[Extracted data entries]
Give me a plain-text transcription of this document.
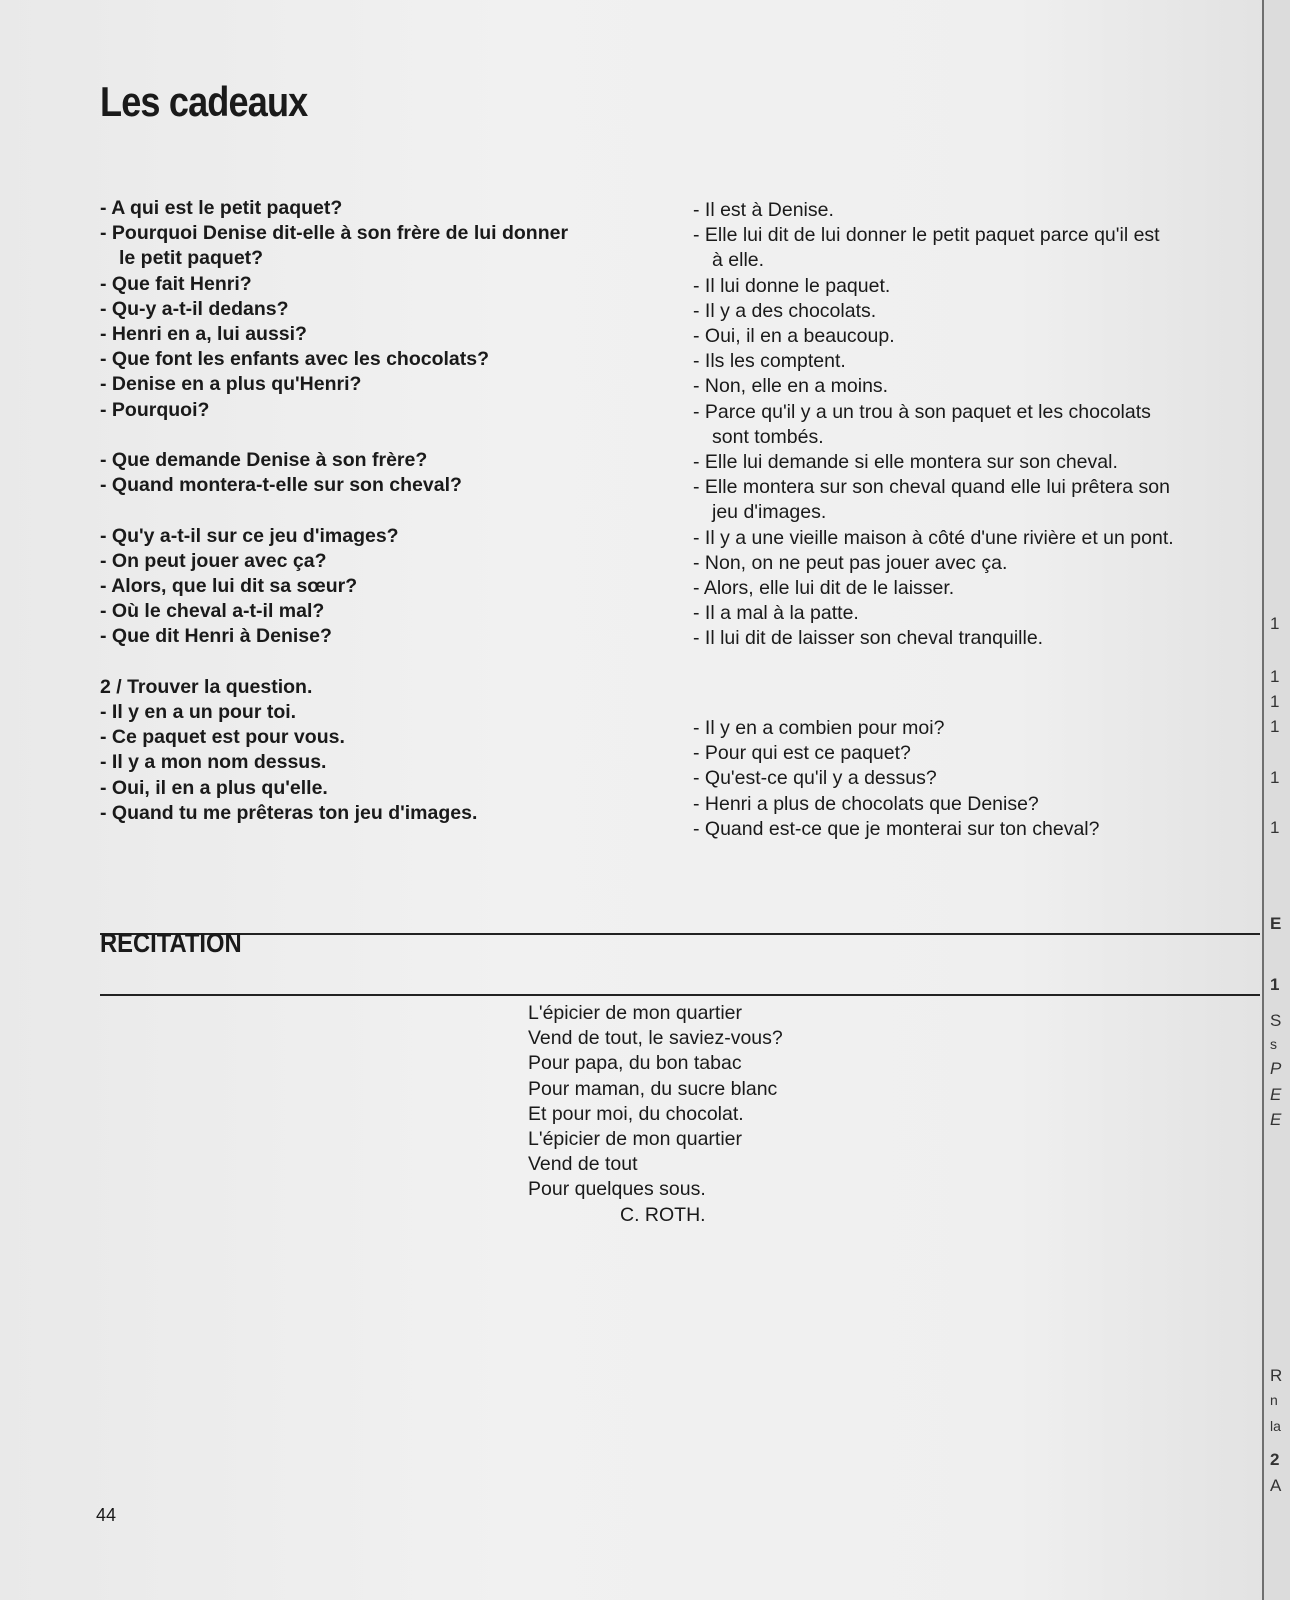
Les cadeaux
- A qui est le petit paquet?
- Pourquoi Denise dit-elle à son frère de lui donner
le petit paquet?
- Que fait Henri?
- Qu-y a-t-il dedans?
- Henri en a, lui aussi?
- Que font les enfants avec les chocolats?
- Denise en a plus qu'Henri?
- Pourquoi?
- Que demande Denise à son frère?
- Quand montera-t-elle sur son cheval?
- Qu'y a-t-il sur ce jeu d'images?
- On peut jouer avec ça?
- Alors, que lui dit sa sœur?
- Où le cheval a-t-il mal?
- Que dit Henri à Denise?
2 / Trouver la question.
- Il y en a un pour toi.
- Ce paquet est pour vous.
- Il y a mon nom dessus.
- Oui, il en a plus qu'elle.
- Quand tu me prêteras ton jeu d'images.
- Il est à Denise.
- Elle lui dit de lui donner le petit paquet parce qu'il est
à elle.
- Il lui donne le paquet.
- Il y a des chocolats.
- Oui, il en a beaucoup.
- Ils les comptent.
- Non, elle en a moins.
- Parce qu'il y a un trou à son paquet et les chocolats
sont tombés.
- Elle lui demande si elle montera sur son cheval.
- Elle montera sur son cheval quand elle lui prêtera son
jeu d'images.
- Il y a une vieille maison à côté d'une rivière et un pont.
- Non, on ne peut pas jouer avec ça.
- Alors, elle lui dit de le laisser.
- Il a mal à la patte.
- Il lui dit de laisser son cheval tranquille.
- Il y en a combien pour moi?
- Pour qui est ce paquet?
- Qu'est-ce qu'il y a dessus?
- Henri a plus de chocolats que Denise?
- Quand est-ce que je monterai sur ton cheval?
RECITATION
L'épicier de mon quartier
Vend de tout, le saviez-vous?
Pour papa, du bon tabac
Pour maman, du sucre blanc
Et pour moi, du chocolat.
L'épicier de mon quartier
Vend de tout
Pour quelques sous.
C. ROTH.
44
1
1
1
1
1
1
E
1
S
s
P
E
E
R
n
la
2
A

§ Exercise details:
In the entries above, locate every line with the word "images" and copy it.

§ Correct result:
- Qu'y a-t-il sur ce jeu d'images?
- Quand tu me prêteras ton jeu d'images.
jeu d'images.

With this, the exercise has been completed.